(Task): Read the entries below and pull out each line with the string "پیوست".

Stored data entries
+ + + + + + +

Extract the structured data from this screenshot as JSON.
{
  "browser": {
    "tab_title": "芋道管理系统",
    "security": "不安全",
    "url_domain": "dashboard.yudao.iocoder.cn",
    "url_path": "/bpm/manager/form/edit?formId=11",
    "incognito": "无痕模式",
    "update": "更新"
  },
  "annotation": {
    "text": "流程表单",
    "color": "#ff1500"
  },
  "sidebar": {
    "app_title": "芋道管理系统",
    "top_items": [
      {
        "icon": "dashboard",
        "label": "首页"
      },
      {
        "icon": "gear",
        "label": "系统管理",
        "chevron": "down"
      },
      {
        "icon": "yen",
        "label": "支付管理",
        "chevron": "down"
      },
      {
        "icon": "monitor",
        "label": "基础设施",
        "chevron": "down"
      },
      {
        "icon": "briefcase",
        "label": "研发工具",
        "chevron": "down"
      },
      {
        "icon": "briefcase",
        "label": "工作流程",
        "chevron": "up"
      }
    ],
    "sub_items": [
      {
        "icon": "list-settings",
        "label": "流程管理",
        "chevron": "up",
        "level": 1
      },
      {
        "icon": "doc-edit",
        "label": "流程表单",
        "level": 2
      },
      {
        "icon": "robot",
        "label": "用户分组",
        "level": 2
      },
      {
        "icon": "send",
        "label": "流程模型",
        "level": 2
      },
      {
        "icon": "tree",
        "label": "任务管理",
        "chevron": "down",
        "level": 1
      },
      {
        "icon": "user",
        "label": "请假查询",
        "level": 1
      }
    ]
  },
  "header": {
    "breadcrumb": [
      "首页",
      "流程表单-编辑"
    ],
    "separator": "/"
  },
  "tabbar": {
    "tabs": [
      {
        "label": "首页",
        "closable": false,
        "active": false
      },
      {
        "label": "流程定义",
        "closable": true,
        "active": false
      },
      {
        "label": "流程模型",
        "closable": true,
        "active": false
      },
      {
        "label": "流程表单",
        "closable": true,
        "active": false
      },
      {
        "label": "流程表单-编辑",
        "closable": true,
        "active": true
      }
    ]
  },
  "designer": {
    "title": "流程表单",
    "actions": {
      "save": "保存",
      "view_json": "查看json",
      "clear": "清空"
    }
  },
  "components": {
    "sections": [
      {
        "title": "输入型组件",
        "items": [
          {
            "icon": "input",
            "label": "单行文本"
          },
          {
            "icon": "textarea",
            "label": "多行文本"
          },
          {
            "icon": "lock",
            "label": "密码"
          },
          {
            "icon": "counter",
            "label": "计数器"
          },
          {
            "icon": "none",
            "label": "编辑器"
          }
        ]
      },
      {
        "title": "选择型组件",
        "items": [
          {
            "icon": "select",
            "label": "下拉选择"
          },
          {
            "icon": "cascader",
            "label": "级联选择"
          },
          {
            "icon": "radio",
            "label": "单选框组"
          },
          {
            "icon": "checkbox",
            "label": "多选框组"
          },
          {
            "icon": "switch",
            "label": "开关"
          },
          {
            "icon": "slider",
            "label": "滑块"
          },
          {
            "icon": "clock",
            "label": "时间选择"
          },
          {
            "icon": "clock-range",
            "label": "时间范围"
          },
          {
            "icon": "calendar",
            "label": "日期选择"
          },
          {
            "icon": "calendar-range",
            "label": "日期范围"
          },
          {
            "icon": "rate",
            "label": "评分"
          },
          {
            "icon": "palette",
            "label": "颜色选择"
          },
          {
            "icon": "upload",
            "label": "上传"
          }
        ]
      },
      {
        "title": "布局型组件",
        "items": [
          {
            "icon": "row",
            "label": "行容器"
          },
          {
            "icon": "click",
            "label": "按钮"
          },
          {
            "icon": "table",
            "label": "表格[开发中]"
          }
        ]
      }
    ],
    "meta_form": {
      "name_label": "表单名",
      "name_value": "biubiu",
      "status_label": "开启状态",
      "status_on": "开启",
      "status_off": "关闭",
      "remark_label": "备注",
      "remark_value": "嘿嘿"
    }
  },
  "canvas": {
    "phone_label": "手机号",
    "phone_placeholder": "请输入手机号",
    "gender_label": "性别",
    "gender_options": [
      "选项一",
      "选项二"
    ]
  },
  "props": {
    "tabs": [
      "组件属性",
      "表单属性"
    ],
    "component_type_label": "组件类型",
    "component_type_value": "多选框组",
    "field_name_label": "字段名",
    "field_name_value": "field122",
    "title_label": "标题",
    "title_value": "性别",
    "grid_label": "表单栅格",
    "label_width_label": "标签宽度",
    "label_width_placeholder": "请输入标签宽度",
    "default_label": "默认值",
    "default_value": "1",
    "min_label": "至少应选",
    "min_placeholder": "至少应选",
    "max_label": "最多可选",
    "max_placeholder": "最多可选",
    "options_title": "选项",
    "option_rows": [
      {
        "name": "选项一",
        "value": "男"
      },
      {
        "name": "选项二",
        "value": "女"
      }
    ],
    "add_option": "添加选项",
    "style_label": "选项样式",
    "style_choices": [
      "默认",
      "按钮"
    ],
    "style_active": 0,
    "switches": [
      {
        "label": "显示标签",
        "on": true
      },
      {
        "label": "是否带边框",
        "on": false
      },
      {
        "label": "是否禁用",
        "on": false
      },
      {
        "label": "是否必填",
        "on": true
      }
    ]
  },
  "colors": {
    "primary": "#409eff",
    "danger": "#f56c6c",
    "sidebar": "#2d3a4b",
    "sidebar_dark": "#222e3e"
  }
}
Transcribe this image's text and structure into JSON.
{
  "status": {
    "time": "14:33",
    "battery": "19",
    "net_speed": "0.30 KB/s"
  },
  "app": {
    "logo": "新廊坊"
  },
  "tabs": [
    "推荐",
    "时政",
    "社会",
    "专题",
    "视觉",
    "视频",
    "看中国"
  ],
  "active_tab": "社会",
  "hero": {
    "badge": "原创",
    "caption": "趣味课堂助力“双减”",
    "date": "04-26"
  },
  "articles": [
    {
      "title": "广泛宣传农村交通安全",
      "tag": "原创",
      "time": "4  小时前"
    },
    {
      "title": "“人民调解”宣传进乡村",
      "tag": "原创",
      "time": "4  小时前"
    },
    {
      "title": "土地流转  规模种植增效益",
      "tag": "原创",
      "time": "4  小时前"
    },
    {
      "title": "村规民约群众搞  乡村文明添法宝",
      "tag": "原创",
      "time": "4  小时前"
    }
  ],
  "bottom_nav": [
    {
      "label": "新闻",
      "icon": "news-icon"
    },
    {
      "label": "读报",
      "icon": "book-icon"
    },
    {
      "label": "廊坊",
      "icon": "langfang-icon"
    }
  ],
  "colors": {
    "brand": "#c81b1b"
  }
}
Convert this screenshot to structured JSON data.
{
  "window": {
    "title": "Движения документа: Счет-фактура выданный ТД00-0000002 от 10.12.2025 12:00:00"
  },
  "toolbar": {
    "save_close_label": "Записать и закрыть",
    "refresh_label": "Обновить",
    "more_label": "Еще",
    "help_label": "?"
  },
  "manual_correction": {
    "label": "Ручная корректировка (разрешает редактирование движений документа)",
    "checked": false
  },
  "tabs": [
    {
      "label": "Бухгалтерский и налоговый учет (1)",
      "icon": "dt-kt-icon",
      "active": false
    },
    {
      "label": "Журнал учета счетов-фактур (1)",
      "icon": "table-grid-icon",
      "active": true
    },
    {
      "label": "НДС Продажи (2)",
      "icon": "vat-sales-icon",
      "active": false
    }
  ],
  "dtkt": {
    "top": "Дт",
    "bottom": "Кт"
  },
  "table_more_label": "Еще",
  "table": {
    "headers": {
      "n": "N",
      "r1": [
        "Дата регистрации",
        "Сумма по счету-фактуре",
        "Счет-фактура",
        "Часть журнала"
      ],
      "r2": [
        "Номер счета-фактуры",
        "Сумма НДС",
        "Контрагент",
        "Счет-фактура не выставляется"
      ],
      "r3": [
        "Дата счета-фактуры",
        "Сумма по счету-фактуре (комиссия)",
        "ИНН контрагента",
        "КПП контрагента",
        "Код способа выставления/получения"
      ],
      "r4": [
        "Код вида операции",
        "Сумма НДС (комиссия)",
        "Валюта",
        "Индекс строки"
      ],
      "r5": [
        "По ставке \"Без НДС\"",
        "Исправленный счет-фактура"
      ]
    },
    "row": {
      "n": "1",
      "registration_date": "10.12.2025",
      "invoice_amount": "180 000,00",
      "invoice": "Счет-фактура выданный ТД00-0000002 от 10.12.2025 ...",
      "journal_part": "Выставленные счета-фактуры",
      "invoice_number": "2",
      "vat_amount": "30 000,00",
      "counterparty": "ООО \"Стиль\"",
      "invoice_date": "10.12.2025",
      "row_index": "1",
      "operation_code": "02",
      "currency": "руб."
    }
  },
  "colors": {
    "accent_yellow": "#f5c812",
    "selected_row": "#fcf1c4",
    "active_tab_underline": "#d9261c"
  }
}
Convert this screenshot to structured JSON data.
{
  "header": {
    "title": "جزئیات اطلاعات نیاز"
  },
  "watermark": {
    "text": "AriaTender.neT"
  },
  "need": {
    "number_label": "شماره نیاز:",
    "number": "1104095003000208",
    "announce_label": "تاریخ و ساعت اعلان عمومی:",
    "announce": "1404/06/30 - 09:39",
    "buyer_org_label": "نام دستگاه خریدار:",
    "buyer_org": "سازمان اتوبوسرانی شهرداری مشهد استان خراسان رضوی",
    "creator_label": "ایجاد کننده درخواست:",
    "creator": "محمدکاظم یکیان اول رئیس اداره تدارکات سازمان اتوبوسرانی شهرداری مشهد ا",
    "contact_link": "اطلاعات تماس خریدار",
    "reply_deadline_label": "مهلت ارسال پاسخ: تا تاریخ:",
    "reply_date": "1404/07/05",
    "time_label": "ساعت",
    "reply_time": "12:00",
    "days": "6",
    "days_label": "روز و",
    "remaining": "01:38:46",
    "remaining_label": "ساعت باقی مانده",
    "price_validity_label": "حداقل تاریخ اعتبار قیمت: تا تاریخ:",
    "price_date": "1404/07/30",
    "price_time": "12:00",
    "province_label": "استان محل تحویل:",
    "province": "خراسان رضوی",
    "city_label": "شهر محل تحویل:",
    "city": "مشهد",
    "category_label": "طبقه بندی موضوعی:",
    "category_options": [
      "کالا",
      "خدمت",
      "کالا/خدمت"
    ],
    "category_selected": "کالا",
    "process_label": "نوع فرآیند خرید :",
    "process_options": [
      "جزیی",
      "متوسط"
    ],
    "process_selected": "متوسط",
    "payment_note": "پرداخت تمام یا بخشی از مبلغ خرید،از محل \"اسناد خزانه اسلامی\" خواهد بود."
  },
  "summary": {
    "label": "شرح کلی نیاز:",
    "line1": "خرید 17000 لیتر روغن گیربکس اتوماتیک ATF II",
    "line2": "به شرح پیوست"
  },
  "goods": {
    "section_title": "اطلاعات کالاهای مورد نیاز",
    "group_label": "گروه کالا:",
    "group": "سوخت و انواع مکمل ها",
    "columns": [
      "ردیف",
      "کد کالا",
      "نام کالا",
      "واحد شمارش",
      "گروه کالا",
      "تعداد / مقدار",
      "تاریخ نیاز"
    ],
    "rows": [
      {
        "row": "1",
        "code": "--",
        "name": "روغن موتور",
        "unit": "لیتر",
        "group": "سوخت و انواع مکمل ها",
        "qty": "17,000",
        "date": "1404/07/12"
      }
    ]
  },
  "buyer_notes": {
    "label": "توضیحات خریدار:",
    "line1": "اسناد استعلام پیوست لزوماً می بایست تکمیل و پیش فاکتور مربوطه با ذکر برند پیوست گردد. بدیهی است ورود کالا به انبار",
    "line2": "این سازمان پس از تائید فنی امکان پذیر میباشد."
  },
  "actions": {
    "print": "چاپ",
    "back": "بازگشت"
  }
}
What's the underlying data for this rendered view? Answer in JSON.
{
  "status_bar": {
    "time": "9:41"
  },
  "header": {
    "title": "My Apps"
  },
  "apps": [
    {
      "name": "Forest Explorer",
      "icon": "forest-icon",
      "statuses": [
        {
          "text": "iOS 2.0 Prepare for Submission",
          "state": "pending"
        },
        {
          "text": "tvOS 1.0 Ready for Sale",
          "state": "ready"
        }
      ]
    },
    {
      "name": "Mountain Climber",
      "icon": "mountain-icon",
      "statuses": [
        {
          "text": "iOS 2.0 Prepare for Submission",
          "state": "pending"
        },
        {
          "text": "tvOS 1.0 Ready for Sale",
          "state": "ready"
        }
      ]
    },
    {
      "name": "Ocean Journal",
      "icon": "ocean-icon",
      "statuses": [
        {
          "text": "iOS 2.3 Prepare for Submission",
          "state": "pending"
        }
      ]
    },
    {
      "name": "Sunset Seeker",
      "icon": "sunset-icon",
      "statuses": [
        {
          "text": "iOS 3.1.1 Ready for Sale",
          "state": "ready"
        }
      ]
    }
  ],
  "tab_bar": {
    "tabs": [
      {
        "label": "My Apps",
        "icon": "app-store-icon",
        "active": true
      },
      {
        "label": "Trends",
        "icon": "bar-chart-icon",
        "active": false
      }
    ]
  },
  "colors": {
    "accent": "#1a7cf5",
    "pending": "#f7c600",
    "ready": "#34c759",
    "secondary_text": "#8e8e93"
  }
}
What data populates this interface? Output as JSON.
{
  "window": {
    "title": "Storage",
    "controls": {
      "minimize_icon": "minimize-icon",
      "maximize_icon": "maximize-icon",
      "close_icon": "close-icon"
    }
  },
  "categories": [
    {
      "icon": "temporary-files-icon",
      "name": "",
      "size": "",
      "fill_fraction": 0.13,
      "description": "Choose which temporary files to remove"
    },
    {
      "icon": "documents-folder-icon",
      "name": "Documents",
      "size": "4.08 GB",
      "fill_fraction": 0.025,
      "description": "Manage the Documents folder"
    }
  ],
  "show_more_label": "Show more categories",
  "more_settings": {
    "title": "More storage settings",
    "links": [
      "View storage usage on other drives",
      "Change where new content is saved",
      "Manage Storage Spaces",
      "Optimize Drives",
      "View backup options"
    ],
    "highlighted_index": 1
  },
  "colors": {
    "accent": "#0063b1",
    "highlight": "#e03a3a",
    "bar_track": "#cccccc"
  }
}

+ + + + + + +

(Answer to this task):
    "line2": "به شرح پیوست"
    "line1": "اسناد استعلام پیوست لزوماً می بایست تکمیل و پیش فاکتور مربوطه با ذکر برند پیوست گردد. بدیهی است ورود کالا به انبار",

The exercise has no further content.